[Source records]
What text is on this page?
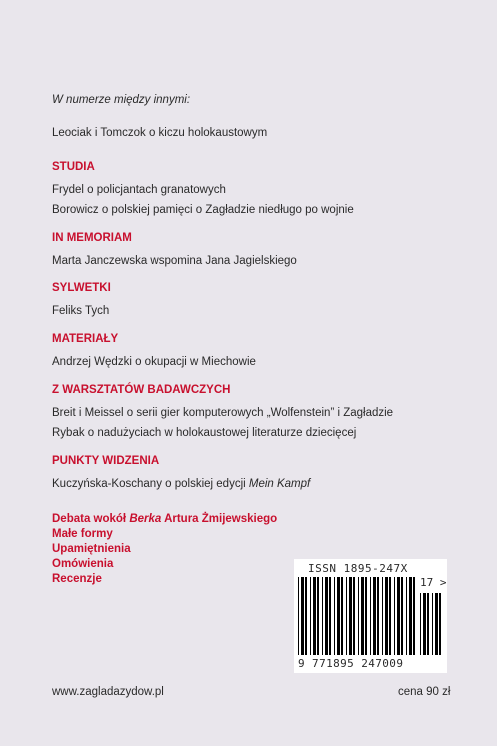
W numerze między innymi:
Leociak i Tomczok o kiczu holokaustowym
STUDIA
Frydel o policjantach granatowych
Borowicz o polskiej pamięci o Zagładzie niedługo po wojnie
IN MEMORIAM
Marta Janczewska wspomina Jana Jagielskiego
SYLWETKI
Feliks Tych
MATERIAŁY
Andrzej Wędzki o okupacji w Miechowie
Z WARSZTATÓW BADAWCZYCH
Breit i Meissel o serii gier komputerowych „Wolfenstein” i Zagładzie
Rybak o nadużyciach w holokaustowej literaturze dziecięcej
PUNKTY WIDZENIA
Kuczyńska-Koschany o polskiej edycji Mein Kampf
Debata wokół Berka Artura Żmijewskiego
Małe formy
Upamiętnienia
Omówienia
Recenzje
ISSN 1895-247X
17 >
9 771895 247009
www.zagladazydow.pl	cena 90 zł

[Stated problem]
How many lines of the listing include the string "polskiej"? Answer with the number alone.

[Task solution]
2